### Extracted records

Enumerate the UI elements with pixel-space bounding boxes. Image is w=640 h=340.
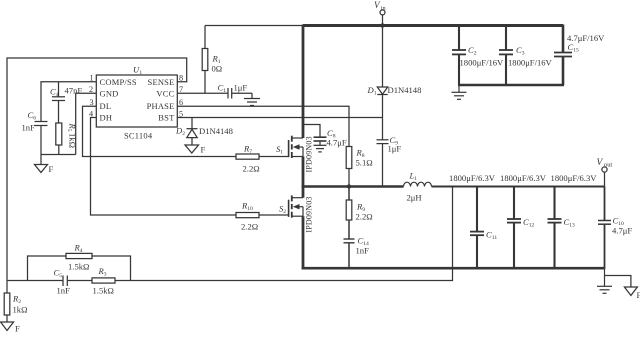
svg-text:R3: R3 bbox=[98, 266, 107, 278]
svg-text:R7: R7 bbox=[243, 144, 252, 156]
svg-text:R2: R2 bbox=[12, 294, 21, 306]
svg-text:BST: BST bbox=[158, 113, 175, 123]
ground F (COMP network) bbox=[35, 155, 54, 175]
Vin terminal bbox=[374, 0, 386, 26]
svg-text:F: F bbox=[637, 290, 640, 300]
transistor S1 IPD09N03 bbox=[276, 136, 313, 173]
wire Vin down to D1 bbox=[382, 26, 384, 88]
wire pin6 PHASE to R8 bbox=[177, 106, 349, 146]
svg-text:1800μF/6.3V: 1800μF/6.3V bbox=[449, 173, 496, 183]
svg-text:2.2Ω: 2.2Ω bbox=[241, 222, 258, 232]
capacitor C4 47nF bbox=[50, 82, 82, 123]
svg-text:L1: L1 bbox=[409, 171, 418, 183]
capacitor C9 1uF (bootstrap) bbox=[377, 135, 402, 187]
svg-text:1nF: 1nF bbox=[57, 286, 71, 296]
ground (earth) at input caps bbox=[452, 85, 467, 99]
svg-text:C15: C15 bbox=[568, 42, 580, 54]
capacitor C6 1nF bbox=[22, 110, 48, 155]
svg-text:4.7μF: 4.7μF bbox=[327, 138, 347, 148]
svg-text:C11: C11 bbox=[486, 230, 497, 242]
Vout terminal bbox=[597, 158, 613, 187]
svg-text:F: F bbox=[15, 324, 20, 334]
svg-text:SENSE: SENSE bbox=[148, 77, 175, 87]
svg-text:S1: S1 bbox=[276, 144, 283, 156]
svg-text:IPD09N03: IPD09N03 bbox=[304, 196, 313, 232]
svg-text:V: V bbox=[597, 158, 604, 168]
svg-text:1.5kΩ: 1.5kΩ bbox=[93, 286, 114, 296]
svg-text:D1N4148: D1N4148 bbox=[388, 85, 422, 95]
svg-text:R10: R10 bbox=[241, 201, 253, 213]
svg-text:C4: C4 bbox=[50, 87, 59, 99]
IC U1 bbox=[96, 65, 177, 141]
svg-text:VCC: VCC bbox=[156, 89, 174, 99]
svg-text:C12: C12 bbox=[523, 217, 535, 229]
svg-text:IPD09N03: IPD09N03 bbox=[304, 136, 313, 172]
wire divider line mask (cap gap) bbox=[7, 280, 63, 282]
capacitor C5 1nF (series) bbox=[54, 268, 71, 296]
wire drain bus (thick vertical) bbox=[302, 25, 305, 139]
svg-text:8: 8 bbox=[179, 74, 183, 83]
svg-text:GND: GND bbox=[100, 89, 119, 99]
wire L1 to Vout (output line) bbox=[432, 186, 605, 188]
wire R1 top to Vin bus bbox=[205, 25, 303, 27]
svg-text:D1N4148: D1N4148 bbox=[199, 126, 233, 136]
resistor R3 1.5k bbox=[92, 266, 115, 296]
inductor L1 2uH bbox=[404, 171, 432, 203]
svg-text:47nF: 47nF bbox=[65, 86, 83, 96]
svg-text:C2: C2 bbox=[468, 45, 477, 57]
capacitor C3 1800uF/16V bbox=[499, 25, 553, 86]
svg-text:0Ω: 0Ω bbox=[212, 64, 223, 74]
node phase junction dot bbox=[347, 184, 351, 188]
resistor R10 2.2ohm bbox=[236, 201, 289, 232]
resistor R9 2.2ohm bbox=[346, 187, 372, 239]
svg-text:1kΩ: 1kΩ bbox=[13, 305, 28, 315]
svg-text:F: F bbox=[201, 145, 206, 155]
svg-text:C13: C13 bbox=[564, 217, 576, 229]
capacitor C15 4.7uF/16V bbox=[554, 25, 605, 86]
ground F at R2 bbox=[1, 322, 20, 334]
ground F at D2 bbox=[185, 145, 206, 155]
capacitor C11 1800uF/6.3V bbox=[470, 186, 497, 269]
resistor R4 1.5k (upper branch) bbox=[28, 243, 131, 281]
svg-text:F: F bbox=[49, 164, 54, 174]
ground bus (thick) bbox=[302, 267, 605, 270]
wire feedback sense drop bbox=[115, 187, 453, 281]
svg-text:1nF: 1nF bbox=[22, 123, 36, 133]
capacitor C1 1uF bbox=[218, 83, 253, 99]
wire S1 source to phase (thick) bbox=[302, 157, 305, 188]
capacitor C8 4.7uF at S1 drain bbox=[303, 125, 347, 152]
wire pin1 COMP/SS to RC network bbox=[41, 82, 96, 122]
resistor R5 1k bbox=[56, 123, 78, 155]
svg-text:D1: D1 bbox=[367, 85, 377, 97]
svg-text:1μF: 1μF bbox=[388, 144, 402, 154]
svg-text:1800μF/16V: 1800μF/16V bbox=[460, 58, 505, 68]
capacitor C2 1800uF/16V bbox=[452, 25, 504, 86]
wire S2 source to ground bus (thick) bbox=[302, 216, 305, 269]
svg-text:DH: DH bbox=[100, 113, 113, 123]
svg-text:C3: C3 bbox=[516, 45, 525, 57]
resistor R2 1k bbox=[4, 281, 27, 323]
Vin bus (thick) bbox=[303, 24, 563, 27]
wire pin7 VCC bbox=[177, 92, 227, 94]
ground F at output bbox=[605, 276, 640, 301]
svg-text:R4: R4 bbox=[74, 243, 83, 255]
node Vin bus junction bbox=[380, 23, 384, 27]
capacitor C12 1800uF/6.3V bbox=[507, 186, 535, 269]
diode D1 D1N4148 (bootstrap) bbox=[367, 85, 422, 140]
wire SENSE feedback loop (pin8 to left rail down to divider) bbox=[7, 58, 187, 281]
svg-text:D2: D2 bbox=[175, 126, 185, 138]
resistor R8 5.1ohm bbox=[346, 147, 372, 187]
resistor R7 2.2ohm bbox=[236, 144, 289, 174]
svg-text:1800μF/6.3V: 1800μF/6.3V bbox=[551, 173, 598, 183]
wire gnd junction bbox=[41, 154, 76, 156]
svg-text:4.7μF: 4.7μF bbox=[612, 226, 632, 236]
svg-text:1800μF/16V: 1800μF/16V bbox=[508, 58, 553, 68]
wire pin4 DH to R10 bbox=[91, 118, 237, 216]
svg-text:5.1Ω: 5.1Ω bbox=[356, 158, 373, 168]
transistor S2 IPD09N03 bbox=[279, 195, 313, 232]
capacitor C10 4.7uF bbox=[598, 187, 632, 270]
wire input cap ground bus (thick) bbox=[458, 84, 564, 86]
resistor R1 0ohm bbox=[202, 26, 222, 94]
svg-text:1.5kΩ: 1.5kΩ bbox=[68, 262, 89, 272]
svg-text:U1: U1 bbox=[133, 65, 142, 77]
wire phase to S2 drain (thick) bbox=[302, 187, 305, 198]
wire pin5 BST to bootstrap node bbox=[177, 117, 382, 119]
svg-text:C1: C1 bbox=[218, 83, 227, 95]
svg-text:2.2Ω: 2.2Ω bbox=[356, 212, 373, 222]
svg-text:1800μF/6.3V: 1800μF/6.3V bbox=[500, 173, 547, 183]
svg-text:S2: S2 bbox=[279, 204, 286, 216]
svg-text:in: in bbox=[381, 5, 386, 12]
svg-text:1μF: 1μF bbox=[234, 83, 248, 93]
svg-text:1nF: 1nF bbox=[356, 246, 370, 256]
svg-text:2μH: 2μH bbox=[407, 193, 422, 203]
capacitor C13 1800uF/6.3V bbox=[548, 186, 576, 269]
svg-text:COMP/SS: COMP/SS bbox=[100, 77, 137, 87]
svg-text:DL: DL bbox=[100, 101, 112, 111]
svg-text:C6: C6 bbox=[28, 110, 37, 122]
wire pin3 DL to R7 bbox=[83, 106, 237, 156]
capacitor C14 1nF (snubber) bbox=[344, 236, 370, 270]
svg-text:out: out bbox=[604, 162, 612, 169]
svg-text:SC1104: SC1104 bbox=[124, 131, 153, 141]
ground (earth) at output bbox=[597, 269, 612, 293]
wire phase line to L1 (thick) bbox=[302, 185, 404, 187]
wire pin2 GND down bbox=[76, 93, 97, 154]
svg-text:2.2Ω: 2.2Ω bbox=[243, 164, 260, 174]
svg-text:C5: C5 bbox=[54, 268, 63, 280]
svg-text:PHASE: PHASE bbox=[147, 101, 175, 111]
ground (earth) at C1 bbox=[244, 93, 260, 105]
diode D2 D1N4148 (clamp to F gnd) bbox=[175, 118, 233, 146]
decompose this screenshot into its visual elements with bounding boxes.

### Exercise prompt
Print word for word the lines of the data that start with the line containing "svg-text:R3: R3 bbox=[98, 266, 107, 278]" and run through the line containing "svg-text:C11: C11 bbox=[486, 230, 497, 242]", with both of those lines included.

### Answer for this exercise
svg-text:R3: R3 bbox=[98, 266, 107, 278]
svg-text:R7: R7 bbox=[243, 144, 252, 156]
svg-text:R2: R2 bbox=[12, 294, 21, 306]
svg-text:BST: BST bbox=[158, 113, 175, 123]
ground F (COMP network) bbox=[35, 155, 54, 175]
Vin terminal bbox=[374, 0, 386, 26]
svg-text:F: F bbox=[637, 290, 640, 300]
transistor S1 IPD09N03 bbox=[276, 136, 313, 173]
wire Vin down to D1 bbox=[382, 26, 384, 88]
wire pin6 PHASE to R8 bbox=[177, 106, 349, 146]
svg-text:1800μF/6.3V: 1800μF/6.3V bbox=[449, 173, 496, 183]
svg-text:2.2Ω: 2.2Ω bbox=[241, 222, 258, 232]
capacitor C4 47nF bbox=[50, 82, 82, 123]
svg-text:L1: L1 bbox=[409, 171, 418, 183]
capacitor C9 1uF (bootstrap) bbox=[377, 135, 402, 187]
svg-text:1nF: 1nF bbox=[57, 286, 71, 296]
ground (earth) at input caps bbox=[452, 85, 467, 99]
svg-text:C15: C15 bbox=[568, 42, 580, 54]
capacitor C6 1nF bbox=[22, 110, 48, 155]
svg-text:4.7μF: 4.7μF bbox=[327, 138, 347, 148]
svg-text:C11: C11 bbox=[486, 230, 497, 242]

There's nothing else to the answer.